▸ **DIRECTIONS**
Find every line with the word "which". Copy those lines.

▸ **RECORDS FOR THE EXERCISE**
= = = =
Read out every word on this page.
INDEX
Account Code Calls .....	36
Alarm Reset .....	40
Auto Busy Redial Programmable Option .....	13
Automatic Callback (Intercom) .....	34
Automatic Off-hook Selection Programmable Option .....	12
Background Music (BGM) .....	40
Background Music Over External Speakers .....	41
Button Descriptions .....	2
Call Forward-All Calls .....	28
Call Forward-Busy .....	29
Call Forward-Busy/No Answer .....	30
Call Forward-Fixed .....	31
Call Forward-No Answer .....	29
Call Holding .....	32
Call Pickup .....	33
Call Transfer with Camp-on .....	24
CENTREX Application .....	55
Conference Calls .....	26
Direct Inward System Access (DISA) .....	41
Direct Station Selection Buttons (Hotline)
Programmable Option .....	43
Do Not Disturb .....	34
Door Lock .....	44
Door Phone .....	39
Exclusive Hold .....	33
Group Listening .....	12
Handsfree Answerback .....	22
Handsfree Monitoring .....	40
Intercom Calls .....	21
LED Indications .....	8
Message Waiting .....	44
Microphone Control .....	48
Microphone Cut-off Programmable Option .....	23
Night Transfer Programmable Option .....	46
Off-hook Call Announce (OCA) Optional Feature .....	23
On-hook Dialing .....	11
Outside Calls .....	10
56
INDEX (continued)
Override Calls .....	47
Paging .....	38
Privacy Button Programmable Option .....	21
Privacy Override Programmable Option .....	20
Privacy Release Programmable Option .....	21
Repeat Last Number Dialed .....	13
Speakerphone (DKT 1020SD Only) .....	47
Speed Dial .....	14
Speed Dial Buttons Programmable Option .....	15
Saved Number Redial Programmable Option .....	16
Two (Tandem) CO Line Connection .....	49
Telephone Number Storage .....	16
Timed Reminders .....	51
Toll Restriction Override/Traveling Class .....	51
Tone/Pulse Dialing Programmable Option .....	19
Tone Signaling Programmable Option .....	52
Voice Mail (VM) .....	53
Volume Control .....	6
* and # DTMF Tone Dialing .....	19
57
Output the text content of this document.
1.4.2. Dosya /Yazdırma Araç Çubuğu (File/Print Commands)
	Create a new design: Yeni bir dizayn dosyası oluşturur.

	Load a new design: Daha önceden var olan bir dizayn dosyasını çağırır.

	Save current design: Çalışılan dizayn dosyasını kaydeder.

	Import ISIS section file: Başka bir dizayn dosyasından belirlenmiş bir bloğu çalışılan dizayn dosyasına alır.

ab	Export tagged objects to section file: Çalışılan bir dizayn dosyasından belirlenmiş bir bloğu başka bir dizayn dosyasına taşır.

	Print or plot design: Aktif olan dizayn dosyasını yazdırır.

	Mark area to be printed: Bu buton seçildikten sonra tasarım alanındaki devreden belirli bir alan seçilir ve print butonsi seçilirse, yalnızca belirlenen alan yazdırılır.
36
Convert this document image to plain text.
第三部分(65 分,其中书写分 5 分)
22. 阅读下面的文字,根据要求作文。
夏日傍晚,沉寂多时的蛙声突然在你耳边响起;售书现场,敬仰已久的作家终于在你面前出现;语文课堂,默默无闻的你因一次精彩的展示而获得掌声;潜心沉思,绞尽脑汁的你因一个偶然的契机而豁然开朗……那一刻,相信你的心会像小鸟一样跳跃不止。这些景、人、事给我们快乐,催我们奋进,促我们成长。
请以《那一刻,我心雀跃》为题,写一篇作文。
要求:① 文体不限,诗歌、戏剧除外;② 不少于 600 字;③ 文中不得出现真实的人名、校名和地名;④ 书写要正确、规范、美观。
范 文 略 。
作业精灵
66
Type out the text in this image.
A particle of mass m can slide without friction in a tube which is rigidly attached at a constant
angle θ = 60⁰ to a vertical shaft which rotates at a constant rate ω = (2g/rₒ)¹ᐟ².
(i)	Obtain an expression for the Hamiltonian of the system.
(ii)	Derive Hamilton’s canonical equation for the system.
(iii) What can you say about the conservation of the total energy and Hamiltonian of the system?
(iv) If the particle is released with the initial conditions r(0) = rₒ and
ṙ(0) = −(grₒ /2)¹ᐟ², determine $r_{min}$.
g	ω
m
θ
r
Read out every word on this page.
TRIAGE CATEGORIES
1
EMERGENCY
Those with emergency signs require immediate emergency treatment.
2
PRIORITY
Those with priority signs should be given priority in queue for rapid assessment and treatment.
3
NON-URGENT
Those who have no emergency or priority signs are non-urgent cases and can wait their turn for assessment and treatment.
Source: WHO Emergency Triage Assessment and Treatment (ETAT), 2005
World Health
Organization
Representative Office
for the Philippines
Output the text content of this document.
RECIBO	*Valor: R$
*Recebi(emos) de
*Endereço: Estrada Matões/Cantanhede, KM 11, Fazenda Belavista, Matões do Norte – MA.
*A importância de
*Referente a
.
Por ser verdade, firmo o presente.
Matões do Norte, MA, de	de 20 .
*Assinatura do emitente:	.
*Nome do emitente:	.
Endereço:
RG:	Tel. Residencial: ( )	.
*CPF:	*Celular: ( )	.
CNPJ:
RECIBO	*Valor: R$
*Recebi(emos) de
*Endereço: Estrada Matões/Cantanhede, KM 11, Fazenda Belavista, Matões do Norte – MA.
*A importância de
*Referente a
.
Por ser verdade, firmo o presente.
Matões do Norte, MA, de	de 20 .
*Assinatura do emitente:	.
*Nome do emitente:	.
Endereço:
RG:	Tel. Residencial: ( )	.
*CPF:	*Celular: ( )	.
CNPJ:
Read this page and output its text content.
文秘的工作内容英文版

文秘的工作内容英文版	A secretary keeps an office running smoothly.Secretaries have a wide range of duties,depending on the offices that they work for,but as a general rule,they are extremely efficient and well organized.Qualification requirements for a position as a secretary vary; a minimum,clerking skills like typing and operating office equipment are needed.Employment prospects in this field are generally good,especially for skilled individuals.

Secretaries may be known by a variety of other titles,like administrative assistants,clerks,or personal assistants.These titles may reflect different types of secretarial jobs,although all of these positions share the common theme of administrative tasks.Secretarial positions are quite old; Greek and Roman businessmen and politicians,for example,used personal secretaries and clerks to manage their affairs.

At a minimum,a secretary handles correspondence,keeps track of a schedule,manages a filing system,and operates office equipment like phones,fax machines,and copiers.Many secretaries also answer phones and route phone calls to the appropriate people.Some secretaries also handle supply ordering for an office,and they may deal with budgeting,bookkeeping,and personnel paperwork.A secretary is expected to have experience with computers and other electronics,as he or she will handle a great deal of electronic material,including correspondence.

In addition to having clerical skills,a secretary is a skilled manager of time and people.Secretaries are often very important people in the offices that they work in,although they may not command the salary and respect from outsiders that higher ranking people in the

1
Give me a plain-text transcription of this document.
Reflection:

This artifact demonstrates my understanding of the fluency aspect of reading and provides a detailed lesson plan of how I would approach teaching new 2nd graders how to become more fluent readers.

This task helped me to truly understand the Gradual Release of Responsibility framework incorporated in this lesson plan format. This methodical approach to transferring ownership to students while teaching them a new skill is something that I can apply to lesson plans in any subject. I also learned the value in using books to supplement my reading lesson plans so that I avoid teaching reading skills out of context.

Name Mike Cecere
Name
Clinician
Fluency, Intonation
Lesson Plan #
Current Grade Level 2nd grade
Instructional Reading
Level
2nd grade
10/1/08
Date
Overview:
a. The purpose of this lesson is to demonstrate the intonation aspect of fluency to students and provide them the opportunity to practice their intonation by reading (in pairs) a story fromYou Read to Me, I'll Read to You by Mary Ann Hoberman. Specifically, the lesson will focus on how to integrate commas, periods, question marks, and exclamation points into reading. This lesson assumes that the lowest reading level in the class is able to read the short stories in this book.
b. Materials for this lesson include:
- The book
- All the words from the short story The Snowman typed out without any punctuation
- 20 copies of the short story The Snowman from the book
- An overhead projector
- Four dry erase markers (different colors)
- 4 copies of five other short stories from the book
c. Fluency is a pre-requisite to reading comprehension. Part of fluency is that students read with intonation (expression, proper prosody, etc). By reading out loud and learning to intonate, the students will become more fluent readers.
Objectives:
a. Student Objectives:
= = = =
▸ **PROBLEM SOLUTION**
A particle of mass m can slide without friction in a tube which is rigidly attached at a constant
angle θ = 60⁰ to a vertical shaft which rotates at a constant rate ω = (2g/rₒ)¹ᐟ².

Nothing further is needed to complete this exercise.